The exercise –
Print each line exactly as it is given.

====== Data entries ======

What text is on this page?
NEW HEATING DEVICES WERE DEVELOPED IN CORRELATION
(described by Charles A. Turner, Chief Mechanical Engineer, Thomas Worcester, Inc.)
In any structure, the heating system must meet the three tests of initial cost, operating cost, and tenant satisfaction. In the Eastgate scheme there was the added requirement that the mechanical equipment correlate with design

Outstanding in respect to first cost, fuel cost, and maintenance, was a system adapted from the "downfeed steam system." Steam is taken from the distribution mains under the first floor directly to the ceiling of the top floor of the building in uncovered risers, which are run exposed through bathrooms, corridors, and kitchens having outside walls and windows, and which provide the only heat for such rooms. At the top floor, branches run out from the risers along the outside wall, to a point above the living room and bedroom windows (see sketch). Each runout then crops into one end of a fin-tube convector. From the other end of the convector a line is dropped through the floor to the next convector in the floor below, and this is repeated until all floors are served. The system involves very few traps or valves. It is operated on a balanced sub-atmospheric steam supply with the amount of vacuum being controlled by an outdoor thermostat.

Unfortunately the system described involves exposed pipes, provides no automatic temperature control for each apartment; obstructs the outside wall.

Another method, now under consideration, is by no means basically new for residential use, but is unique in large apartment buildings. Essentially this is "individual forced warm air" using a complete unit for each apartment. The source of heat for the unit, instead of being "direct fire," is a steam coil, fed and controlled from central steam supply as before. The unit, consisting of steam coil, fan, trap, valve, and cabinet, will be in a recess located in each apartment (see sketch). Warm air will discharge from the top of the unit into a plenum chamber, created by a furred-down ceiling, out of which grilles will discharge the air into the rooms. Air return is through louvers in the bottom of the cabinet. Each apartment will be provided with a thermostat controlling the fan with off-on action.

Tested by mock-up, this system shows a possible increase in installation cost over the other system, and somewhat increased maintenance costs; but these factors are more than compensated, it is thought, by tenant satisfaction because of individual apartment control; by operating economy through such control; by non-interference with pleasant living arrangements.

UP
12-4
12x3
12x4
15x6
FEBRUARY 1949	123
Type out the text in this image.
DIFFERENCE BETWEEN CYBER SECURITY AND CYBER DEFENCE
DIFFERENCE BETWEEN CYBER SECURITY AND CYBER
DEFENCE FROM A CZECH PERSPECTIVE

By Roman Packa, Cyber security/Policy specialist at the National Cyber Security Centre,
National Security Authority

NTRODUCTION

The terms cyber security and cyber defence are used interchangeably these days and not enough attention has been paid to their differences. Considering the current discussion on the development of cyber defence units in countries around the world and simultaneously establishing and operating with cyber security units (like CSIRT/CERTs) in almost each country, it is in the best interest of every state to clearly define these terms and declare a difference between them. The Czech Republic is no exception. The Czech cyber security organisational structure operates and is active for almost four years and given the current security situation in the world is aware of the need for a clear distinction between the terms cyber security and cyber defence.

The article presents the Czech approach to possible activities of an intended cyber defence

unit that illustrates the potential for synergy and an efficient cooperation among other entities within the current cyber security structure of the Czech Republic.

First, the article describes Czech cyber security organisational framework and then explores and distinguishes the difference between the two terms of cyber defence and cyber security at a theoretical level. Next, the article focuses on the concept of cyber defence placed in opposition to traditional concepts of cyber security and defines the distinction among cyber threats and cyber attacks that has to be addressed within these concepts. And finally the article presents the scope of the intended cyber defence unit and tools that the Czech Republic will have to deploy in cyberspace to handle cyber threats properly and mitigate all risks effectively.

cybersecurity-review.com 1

======

Reply to the exercise –
What text is on this page?
NEW HEATING DEVICES WERE DEVELOPED IN CORRELATION
(described by Charles A. Turner, Chief Mechanical Engineer, Thomas Worcester, Inc.)
In any structure, the heating system must meet the three tests of initial cost, operating cost, and tenant satisfaction. In the Eastgate scheme there was the added requirement that the mechanical equipment correlate with design

Outstanding in respect to first cost, fuel cost, and maintenance, was a system adapted from the "downfeed steam system." Steam is taken from the distribution mains under the first floor directly to the ceiling of the top floor of the building in uncovered risers, which are run exposed through bathrooms, corridors, and kitchens having outside walls and windows, and which provide the only heat for such rooms. At the top floor, branches run out from the risers along the outside wall, to a point above the living room and bedroom windows (see sketch). Each runout then crops into one end of a fin-tube convector. From the other end of the convector a line is dropped through the floor to the next convector in the floor below, and this is repeated until all floors are served. The system involves very few traps or valves. It is operated on a balanced sub-atmospheric steam supply with the amount of vacuum being controlled by an outdoor thermostat.

Unfortunately the system described involves exposed pipes, provides no automatic temperature control for each apartment; obstructs the outside wall.

Another method, now under consideration, is by no means basically new for residential use, but is unique in large apartment buildings. Essentially this is "individual forced warm air" using a complete unit for each apartment. The source of heat for the unit, instead of being "direct fire," is a steam coil, fed and controlled from central steam supply as before. The unit, consisting of steam coil, fan, trap, valve, and cabinet, will be in a recess located in each apartment (see sketch). Warm air will discharge from the top of the unit into a plenum chamber, created by a furred-down ceiling, out of which grilles will discharge the air into the rooms. Air return is through louvers in the bottom of the cabinet. Each apartment will be provided with a thermostat controlling the fan with off-on action.

Tested by mock-up, this system shows a possible increase in installation cost over the other system, and somewhat increased maintenance costs; but these factors are more than compensated, it is thought, by tenant satisfaction because of individual apartment control; by operating economy through such control; by non-interference with pleasant living arrangements.

UP
12-4
12x3
12x4
15x6
FEBRUARY 1949	123
Type out the text in this image.
DIFFERENCE BETWEEN CYBER SECURITY AND CYBER DEFENCE
DIFFERENCE BETWEEN CYBER SECURITY AND CYBER
DEFENCE FROM A CZECH PERSPECTIVE

By Roman Packa, Cyber security/Policy specialist at the National Cyber Security Centre,
National Security Authority

NTRODUCTION

The terms cyber security and cyber defence are used interchangeably these days and not enough attention has been paid to their differences. Considering the current discussion on the development of cyber defence units in countries around the world and simultaneously establishing and operating with cyber security units (like CSIRT/CERTs) in almost each country, it is in the best interest of every state to clearly define these terms and declare a difference between them. The Czech Republic is no exception. The Czech cyber security organisational structure operates and is active for almost four years and given the current security situation in the world is aware of the need for a clear distinction between the terms cyber security and cyber defence.

The article presents the Czech approach to possible activities of an intended cyber defence

unit that illustrates the potential for synergy and an efficient cooperation among other entities within the current cyber security structure of the Czech Republic.

First, the article describes Czech cyber security organisational framework and then explores and distinguishes the difference between the two terms of cyber defence and cyber security at a theoretical level. Next, the article focuses on the concept of cyber defence placed in opposition to traditional concepts of cyber security and defines the distinction among cyber threats and cyber attacks that has to be addressed within these concepts. And finally the article presents the scope of the intended cyber defence unit and tools that the Czech Republic will have to deploy in cyberspace to handle cyber threats properly and mitigate all risks effectively.

cybersecurity-review.com 1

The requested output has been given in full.